Below is a listing to write out in full, exactly as given, without its pictures.
+++++
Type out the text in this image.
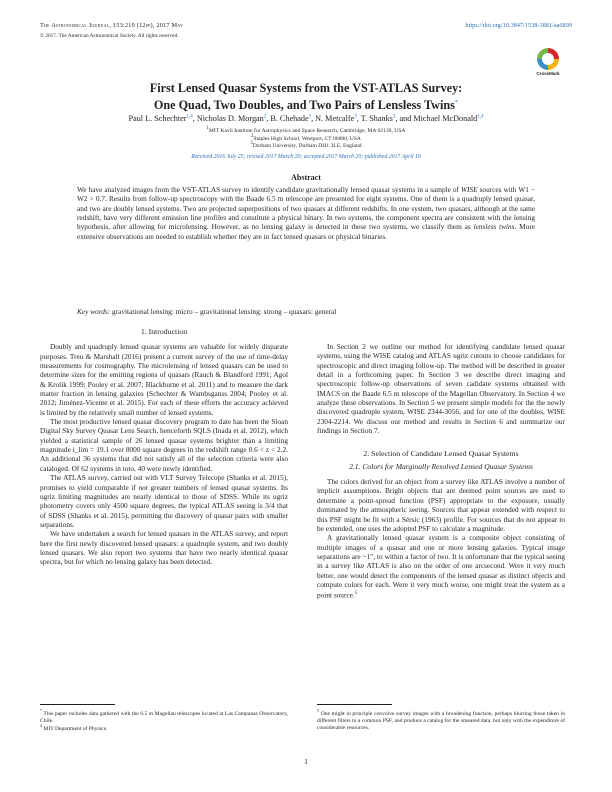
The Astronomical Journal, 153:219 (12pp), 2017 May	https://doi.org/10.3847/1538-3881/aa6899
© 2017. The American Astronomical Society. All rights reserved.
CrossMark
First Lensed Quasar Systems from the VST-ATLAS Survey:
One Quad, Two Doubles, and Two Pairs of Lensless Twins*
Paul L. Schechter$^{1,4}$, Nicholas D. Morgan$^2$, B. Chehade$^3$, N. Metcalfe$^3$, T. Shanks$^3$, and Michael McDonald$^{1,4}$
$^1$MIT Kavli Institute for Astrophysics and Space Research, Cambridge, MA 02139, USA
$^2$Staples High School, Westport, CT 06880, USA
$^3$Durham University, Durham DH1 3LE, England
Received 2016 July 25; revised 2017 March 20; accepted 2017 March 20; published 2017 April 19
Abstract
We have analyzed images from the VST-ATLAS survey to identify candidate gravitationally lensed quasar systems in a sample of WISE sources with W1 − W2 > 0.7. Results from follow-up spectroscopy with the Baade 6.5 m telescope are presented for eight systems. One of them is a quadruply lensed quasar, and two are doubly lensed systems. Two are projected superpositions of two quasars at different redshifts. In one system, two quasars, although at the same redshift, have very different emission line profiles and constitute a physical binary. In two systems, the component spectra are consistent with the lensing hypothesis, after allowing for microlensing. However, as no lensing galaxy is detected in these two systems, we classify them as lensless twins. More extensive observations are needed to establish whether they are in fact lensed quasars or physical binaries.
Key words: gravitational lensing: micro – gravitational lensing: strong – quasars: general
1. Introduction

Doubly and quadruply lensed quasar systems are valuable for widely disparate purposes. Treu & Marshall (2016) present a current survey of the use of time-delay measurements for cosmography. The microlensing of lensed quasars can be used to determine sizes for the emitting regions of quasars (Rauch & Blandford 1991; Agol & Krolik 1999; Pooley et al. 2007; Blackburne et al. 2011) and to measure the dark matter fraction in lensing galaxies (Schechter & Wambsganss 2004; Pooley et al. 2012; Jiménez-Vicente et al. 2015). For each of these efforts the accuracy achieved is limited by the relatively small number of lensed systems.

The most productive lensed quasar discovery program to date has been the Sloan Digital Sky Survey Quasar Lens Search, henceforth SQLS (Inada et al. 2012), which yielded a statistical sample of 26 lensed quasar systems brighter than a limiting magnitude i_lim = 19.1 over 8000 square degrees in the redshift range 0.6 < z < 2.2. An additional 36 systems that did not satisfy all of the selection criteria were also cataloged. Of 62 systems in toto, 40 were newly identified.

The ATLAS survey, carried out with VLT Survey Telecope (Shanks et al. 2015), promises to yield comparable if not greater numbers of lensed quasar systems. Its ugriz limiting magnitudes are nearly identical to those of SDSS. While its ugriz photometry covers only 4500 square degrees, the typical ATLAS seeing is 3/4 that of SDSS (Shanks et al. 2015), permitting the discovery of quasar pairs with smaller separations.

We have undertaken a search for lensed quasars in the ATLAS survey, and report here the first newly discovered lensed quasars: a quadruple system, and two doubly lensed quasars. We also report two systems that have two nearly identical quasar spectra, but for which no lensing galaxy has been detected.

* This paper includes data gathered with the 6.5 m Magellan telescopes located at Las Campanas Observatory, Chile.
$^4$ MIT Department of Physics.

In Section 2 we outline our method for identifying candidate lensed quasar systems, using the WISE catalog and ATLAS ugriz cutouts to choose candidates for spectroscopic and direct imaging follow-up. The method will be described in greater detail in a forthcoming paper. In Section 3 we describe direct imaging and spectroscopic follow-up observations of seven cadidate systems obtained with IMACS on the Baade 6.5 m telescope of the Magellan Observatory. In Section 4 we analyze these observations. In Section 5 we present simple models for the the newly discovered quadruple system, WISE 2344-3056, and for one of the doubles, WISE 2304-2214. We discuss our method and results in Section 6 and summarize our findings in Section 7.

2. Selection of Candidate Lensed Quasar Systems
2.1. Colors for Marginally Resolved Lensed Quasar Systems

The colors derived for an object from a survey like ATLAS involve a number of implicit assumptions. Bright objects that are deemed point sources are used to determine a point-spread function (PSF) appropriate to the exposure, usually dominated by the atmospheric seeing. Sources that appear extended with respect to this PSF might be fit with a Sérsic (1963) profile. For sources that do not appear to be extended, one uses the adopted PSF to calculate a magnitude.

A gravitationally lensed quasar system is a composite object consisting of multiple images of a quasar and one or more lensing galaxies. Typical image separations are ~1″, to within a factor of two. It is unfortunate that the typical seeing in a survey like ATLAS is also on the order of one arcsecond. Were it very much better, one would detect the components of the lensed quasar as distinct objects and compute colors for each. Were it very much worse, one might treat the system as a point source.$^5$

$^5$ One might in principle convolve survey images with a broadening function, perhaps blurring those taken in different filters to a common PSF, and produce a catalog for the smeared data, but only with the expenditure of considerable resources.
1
+++++
▶ Exercise output
Type out the text in this image.
The Astronomical Journal, 153:219 (12pp), 2017 May	https://doi.org/10.3847/1538-3881/aa6899
© 2017. The American Astronomical Society. All rights reserved.
CrossMark
First Lensed Quasar Systems from the VST-ATLAS Survey:
One Quad, Two Doubles, and Two Pairs of Lensless Twins*
Paul L. Schechter$^{1,4}$, Nicholas D. Morgan$^2$, B. Chehade$^3$, N. Metcalfe$^3$, T. Shanks$^3$, and Michael McDonald$^{1,4}$
$^1$MIT Kavli Institute for Astrophysics and Space Research, Cambridge, MA 02139, USA
$^2$Staples High School, Westport, CT 06880, USA
$^3$Durham University, Durham DH1 3LE, England
Received 2016 July 25; revised 2017 March 20; accepted 2017 March 20; published 2017 April 19
Abstract
We have analyzed images from the VST-ATLAS survey to identify candidate gravitationally lensed quasar systems in a sample of WISE sources with W1 − W2 > 0.7. Results from follow-up spectroscopy with the Baade 6.5 m telescope are presented for eight systems. One of them is a quadruply lensed quasar, and two are doubly lensed systems. Two are projected superpositions of two quasars at different redshifts. In one system, two quasars, although at the same redshift, have very different emission line profiles and constitute a physical binary. In two systems, the component spectra are consistent with the lensing hypothesis, after allowing for microlensing. However, as no lensing galaxy is detected in these two systems, we classify them as lensless twins. More extensive observations are needed to establish whether they are in fact lensed quasars or physical binaries.
Key words: gravitational lensing: micro – gravitational lensing: strong – quasars: general
1. Introduction

Doubly and quadruply lensed quasar systems are valuable for widely disparate purposes. Treu & Marshall (2016) present a current survey of the use of time-delay measurements for cosmography. The microlensing of lensed quasars can be used to determine sizes for the emitting regions of quasars (Rauch & Blandford 1991; Agol & Krolik 1999; Pooley et al. 2007; Blackburne et al. 2011) and to measure the dark matter fraction in lensing galaxies (Schechter & Wambsganss 2004; Pooley et al. 2012; Jiménez-Vicente et al. 2015). For each of these efforts the accuracy achieved is limited by the relatively small number of lensed systems.

The most productive lensed quasar discovery program to date has been the Sloan Digital Sky Survey Quasar Lens Search, henceforth SQLS (Inada et al. 2012), which yielded a statistical sample of 26 lensed quasar systems brighter than a limiting magnitude i_lim = 19.1 over 8000 square degrees in the redshift range 0.6 < z < 2.2. An additional 36 systems that did not satisfy all of the selection criteria were also cataloged. Of 62 systems in toto, 40 were newly identified.

The ATLAS survey, carried out with VLT Survey Telecope (Shanks et al. 2015), promises to yield comparable if not greater numbers of lensed quasar systems. Its ugriz limiting magnitudes are nearly identical to those of SDSS. While its ugriz photometry covers only 4500 square degrees, the typical ATLAS seeing is 3/4 that of SDSS (Shanks et al. 2015), permitting the discovery of quasar pairs with smaller separations.

We have undertaken a search for lensed quasars in the ATLAS survey, and report here the first newly discovered lensed quasars: a quadruple system, and two doubly lensed quasars. We also report two systems that have two nearly identical quasar spectra, but for which no lensing galaxy has been detected.

* This paper includes data gathered with the 6.5 m Magellan telescopes located at Las Campanas Observatory, Chile.
$^4$ MIT Department of Physics.

In Section 2 we outline our method for identifying candidate lensed quasar systems, using the WISE catalog and ATLAS ugriz cutouts to choose candidates for spectroscopic and direct imaging follow-up. The method will be described in greater detail in a forthcoming paper. In Section 3 we describe direct imaging and spectroscopic follow-up observations of seven cadidate systems obtained with IMACS on the Baade 6.5 m telescope of the Magellan Observatory. In Section 4 we analyze these observations. In Section 5 we present simple models for the the newly discovered quadruple system, WISE 2344-3056, and for one of the doubles, WISE 2304-2214. We discuss our method and results in Section 6 and summarize our findings in Section 7.

2. Selection of Candidate Lensed Quasar Systems
2.1. Colors for Marginally Resolved Lensed Quasar Systems

The colors derived for an object from a survey like ATLAS involve a number of implicit assumptions. Bright objects that are deemed point sources are used to determine a point-spread function (PSF) appropriate to the exposure, usually dominated by the atmospheric seeing. Sources that appear extended with respect to this PSF might be fit with a Sérsic (1963) profile. For sources that do not appear to be extended, one uses the adopted PSF to calculate a magnitude.

A gravitationally lensed quasar system is a composite object consisting of multiple images of a quasar and one or more lensing galaxies. Typical image separations are ~1″, to within a factor of two. It is unfortunate that the typical seeing in a survey like ATLAS is also on the order of one arcsecond. Were it very much better, one would detect the components of the lensed quasar as distinct objects and compute colors for each. Were it very much worse, one might treat the system as a point source.$^5$

$^5$ One might in principle convolve survey images with a broadening function, perhaps blurring those taken in different filters to a common PSF, and produce a catalog for the smeared data, but only with the expenditure of considerable resources.
1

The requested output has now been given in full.